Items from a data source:
[Begin]

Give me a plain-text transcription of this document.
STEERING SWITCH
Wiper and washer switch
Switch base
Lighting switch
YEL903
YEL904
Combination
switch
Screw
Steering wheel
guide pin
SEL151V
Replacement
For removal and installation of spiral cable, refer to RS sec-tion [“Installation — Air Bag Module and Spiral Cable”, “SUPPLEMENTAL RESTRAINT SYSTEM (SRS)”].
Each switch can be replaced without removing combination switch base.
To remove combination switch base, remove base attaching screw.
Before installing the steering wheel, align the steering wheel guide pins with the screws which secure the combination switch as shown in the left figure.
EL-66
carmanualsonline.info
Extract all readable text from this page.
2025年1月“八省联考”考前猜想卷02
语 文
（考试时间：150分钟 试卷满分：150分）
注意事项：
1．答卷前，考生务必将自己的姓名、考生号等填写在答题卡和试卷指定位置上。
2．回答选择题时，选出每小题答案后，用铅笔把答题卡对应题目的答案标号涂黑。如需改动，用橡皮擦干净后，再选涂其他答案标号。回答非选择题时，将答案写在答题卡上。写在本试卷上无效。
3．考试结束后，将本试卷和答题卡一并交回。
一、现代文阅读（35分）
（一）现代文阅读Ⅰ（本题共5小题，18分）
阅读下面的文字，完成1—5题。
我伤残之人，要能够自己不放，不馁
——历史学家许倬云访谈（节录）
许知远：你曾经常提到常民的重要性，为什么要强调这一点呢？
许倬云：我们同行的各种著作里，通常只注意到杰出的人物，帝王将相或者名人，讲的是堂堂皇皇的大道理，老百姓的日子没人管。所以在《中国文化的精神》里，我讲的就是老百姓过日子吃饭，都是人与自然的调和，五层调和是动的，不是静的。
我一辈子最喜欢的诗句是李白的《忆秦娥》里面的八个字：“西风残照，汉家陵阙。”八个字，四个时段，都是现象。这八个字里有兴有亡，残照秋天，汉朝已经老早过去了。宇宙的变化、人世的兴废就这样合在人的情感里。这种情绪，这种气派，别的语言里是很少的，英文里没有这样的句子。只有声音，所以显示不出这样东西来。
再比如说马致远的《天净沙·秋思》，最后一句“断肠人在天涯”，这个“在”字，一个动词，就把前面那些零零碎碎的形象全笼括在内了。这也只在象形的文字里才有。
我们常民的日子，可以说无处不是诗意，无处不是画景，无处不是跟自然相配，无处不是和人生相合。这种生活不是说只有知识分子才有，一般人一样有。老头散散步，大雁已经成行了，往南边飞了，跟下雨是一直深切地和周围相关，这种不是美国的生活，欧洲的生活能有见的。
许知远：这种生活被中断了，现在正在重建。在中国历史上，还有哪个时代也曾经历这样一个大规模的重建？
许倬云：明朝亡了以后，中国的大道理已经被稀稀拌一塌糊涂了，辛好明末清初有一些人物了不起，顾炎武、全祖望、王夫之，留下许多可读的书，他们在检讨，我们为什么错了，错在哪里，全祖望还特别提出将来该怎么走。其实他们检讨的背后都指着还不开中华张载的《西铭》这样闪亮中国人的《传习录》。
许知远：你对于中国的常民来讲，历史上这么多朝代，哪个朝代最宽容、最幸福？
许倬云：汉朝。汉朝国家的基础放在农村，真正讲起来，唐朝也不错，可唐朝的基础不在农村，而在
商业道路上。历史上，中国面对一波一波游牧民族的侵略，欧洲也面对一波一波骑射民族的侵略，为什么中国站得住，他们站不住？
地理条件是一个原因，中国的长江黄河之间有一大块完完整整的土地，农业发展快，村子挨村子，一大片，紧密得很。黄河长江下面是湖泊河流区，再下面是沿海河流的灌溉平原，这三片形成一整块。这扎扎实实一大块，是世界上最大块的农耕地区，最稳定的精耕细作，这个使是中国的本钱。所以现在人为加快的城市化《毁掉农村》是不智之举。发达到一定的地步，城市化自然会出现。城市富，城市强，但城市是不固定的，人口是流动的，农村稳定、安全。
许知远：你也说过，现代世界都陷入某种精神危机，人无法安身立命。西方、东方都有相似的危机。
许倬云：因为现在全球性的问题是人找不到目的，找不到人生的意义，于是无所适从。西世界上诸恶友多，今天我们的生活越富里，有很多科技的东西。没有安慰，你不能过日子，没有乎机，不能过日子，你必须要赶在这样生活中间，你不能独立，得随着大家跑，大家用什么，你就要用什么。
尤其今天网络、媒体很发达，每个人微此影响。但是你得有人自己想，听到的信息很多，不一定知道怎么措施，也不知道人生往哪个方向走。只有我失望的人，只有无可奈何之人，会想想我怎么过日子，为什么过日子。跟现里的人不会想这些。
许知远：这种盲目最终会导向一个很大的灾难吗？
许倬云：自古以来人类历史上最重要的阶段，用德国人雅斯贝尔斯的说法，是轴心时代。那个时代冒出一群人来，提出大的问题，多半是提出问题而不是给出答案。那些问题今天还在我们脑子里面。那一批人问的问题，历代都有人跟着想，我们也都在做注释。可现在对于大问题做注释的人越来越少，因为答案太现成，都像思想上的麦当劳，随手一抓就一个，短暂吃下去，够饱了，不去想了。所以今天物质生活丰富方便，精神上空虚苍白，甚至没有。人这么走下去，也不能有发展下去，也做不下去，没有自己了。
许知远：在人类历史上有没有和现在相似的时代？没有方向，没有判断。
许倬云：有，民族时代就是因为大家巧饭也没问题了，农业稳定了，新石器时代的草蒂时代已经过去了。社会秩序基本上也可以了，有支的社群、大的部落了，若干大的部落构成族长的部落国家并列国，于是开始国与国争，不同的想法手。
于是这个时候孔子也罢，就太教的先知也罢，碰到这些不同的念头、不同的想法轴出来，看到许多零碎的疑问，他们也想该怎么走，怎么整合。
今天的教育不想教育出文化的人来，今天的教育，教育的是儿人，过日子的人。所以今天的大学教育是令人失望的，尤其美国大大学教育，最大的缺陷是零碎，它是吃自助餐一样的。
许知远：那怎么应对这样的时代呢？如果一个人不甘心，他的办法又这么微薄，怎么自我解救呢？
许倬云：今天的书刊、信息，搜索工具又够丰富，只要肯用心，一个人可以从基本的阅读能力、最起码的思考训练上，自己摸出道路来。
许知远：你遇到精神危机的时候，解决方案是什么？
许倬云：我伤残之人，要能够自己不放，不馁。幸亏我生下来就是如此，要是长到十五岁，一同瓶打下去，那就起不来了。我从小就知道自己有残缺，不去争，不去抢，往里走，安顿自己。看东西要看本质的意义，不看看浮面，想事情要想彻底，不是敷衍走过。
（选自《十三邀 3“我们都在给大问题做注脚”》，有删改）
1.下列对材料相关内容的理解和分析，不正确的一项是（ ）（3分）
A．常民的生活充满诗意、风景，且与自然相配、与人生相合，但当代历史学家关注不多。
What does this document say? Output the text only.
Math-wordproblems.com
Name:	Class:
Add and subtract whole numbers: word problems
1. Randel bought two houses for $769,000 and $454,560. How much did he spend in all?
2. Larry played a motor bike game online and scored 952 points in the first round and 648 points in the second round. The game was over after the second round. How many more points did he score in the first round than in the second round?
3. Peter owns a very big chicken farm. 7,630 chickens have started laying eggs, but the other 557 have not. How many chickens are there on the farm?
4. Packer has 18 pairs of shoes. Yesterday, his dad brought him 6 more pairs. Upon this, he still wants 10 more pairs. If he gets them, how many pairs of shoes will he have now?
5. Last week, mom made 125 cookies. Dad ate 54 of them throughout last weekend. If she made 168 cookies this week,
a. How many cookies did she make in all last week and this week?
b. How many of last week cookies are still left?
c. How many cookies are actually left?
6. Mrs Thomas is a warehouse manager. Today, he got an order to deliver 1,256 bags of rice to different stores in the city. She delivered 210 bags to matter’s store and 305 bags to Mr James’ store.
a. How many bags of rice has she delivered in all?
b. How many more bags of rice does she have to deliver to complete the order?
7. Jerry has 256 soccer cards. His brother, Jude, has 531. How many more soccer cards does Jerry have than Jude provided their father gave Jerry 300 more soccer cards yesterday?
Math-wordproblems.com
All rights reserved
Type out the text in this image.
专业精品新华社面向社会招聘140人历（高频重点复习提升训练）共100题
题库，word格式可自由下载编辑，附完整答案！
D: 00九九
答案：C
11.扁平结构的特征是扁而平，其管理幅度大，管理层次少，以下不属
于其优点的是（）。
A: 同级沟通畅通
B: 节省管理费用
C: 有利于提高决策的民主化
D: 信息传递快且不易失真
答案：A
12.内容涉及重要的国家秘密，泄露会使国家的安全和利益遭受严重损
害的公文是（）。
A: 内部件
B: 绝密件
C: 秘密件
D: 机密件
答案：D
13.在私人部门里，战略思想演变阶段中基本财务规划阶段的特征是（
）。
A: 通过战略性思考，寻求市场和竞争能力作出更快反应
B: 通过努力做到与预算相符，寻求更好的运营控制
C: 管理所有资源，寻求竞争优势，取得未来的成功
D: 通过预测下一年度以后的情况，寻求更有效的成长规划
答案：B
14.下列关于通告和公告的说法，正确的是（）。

[End]

## DIRECTIVE
Note every line above where the string "have" shows up, and copy those lines.

## EXERCISE OUTPUT
3. Peter owns a very big chicken farm. 7,630 chickens have started laying eggs, but the other 557 have not. How many chickens are there on the farm?
4. Packer has 18 pairs of shoes. Yesterday, his dad brought him 6 more pairs. Upon this, he still wants 10 more pairs. If he gets them, how many pairs of shoes will he have now?
b. How many more bags of rice does she have to deliver to complete the order?
7. Jerry has 256 soccer cards. His brother, Jude, has 531. How many more soccer cards does Jerry have than Jude provided their father gave Jerry 300 more soccer cards yesterday?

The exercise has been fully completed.